▸ TO BE DONE:
Pull every line containing "xlabel" out of the material below.

▸ GIVEN INFORMATION:
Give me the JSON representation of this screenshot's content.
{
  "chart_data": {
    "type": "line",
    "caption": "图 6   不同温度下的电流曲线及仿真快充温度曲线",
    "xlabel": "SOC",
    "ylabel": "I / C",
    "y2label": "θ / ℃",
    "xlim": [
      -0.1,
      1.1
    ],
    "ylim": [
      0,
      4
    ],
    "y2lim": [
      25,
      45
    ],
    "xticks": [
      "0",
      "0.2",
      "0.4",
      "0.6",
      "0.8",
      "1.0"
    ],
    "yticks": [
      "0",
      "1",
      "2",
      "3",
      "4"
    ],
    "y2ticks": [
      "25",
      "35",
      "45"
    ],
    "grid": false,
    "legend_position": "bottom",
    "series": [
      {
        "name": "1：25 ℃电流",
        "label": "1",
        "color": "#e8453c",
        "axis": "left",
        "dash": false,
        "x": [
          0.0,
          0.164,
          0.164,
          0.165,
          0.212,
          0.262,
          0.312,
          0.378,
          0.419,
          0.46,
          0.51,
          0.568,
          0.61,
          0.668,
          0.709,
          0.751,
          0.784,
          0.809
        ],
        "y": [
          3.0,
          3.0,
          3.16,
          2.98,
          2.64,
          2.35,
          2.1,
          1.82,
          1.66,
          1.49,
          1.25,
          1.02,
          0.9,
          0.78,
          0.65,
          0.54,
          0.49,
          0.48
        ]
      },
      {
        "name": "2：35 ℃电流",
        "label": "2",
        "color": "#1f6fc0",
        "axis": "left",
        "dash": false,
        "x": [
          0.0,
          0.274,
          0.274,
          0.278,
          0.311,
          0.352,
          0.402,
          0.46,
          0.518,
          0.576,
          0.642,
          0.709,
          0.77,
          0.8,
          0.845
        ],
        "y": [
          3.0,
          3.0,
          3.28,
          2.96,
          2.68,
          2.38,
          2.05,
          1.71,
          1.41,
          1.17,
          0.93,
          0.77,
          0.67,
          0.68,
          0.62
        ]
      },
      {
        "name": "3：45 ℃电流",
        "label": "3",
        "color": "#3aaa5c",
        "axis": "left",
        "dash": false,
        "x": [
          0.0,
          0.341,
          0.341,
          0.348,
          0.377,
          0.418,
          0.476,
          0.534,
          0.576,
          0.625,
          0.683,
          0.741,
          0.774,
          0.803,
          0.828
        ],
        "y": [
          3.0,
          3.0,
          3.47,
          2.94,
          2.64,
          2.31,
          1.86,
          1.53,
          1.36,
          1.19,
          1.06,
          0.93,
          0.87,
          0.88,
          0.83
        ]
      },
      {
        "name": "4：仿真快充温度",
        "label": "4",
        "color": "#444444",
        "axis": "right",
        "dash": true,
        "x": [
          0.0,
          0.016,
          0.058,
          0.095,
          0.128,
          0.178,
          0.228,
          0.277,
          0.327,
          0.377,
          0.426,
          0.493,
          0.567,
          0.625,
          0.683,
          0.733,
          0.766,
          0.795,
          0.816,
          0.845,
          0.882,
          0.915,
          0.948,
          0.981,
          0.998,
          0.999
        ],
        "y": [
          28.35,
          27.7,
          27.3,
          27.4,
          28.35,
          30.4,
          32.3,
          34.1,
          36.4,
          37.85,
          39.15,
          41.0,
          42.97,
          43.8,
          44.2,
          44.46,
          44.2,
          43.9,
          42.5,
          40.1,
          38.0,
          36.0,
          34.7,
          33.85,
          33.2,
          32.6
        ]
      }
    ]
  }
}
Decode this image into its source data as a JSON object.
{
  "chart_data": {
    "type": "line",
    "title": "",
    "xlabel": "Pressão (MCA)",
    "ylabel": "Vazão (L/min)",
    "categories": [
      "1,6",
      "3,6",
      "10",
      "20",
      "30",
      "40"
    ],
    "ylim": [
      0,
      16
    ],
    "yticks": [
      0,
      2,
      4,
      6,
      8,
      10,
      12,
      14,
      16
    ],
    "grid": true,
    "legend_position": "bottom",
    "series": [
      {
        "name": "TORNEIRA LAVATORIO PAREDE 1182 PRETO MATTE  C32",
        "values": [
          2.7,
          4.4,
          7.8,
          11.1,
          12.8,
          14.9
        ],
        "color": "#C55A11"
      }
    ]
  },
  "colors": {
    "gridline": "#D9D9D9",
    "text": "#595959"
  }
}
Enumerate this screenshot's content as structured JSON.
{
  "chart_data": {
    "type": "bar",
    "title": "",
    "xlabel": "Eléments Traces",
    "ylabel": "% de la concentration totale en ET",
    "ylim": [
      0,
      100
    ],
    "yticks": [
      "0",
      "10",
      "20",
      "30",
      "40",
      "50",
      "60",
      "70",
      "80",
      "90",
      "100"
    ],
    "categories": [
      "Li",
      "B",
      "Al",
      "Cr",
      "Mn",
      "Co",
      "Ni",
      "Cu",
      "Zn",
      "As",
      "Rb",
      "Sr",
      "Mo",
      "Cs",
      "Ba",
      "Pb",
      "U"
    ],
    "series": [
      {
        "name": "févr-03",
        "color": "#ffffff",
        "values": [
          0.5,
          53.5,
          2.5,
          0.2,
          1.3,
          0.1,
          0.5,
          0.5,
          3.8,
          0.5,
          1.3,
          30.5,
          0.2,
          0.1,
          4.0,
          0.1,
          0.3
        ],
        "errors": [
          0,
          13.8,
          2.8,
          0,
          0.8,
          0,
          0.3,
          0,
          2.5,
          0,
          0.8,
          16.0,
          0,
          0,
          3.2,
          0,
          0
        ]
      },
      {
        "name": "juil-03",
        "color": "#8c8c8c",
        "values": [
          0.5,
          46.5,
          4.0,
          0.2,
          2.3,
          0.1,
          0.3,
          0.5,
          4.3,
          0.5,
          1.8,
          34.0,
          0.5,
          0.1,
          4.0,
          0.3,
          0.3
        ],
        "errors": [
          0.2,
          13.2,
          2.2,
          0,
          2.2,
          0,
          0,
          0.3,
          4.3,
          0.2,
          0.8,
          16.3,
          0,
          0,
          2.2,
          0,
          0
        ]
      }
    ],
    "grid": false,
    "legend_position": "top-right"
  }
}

▸ WORKED SOLUTION:
    "xlabel": "SOC",
    "xlabel": "Pressão (MCA)",
    "xlabel": "Eléments Traces",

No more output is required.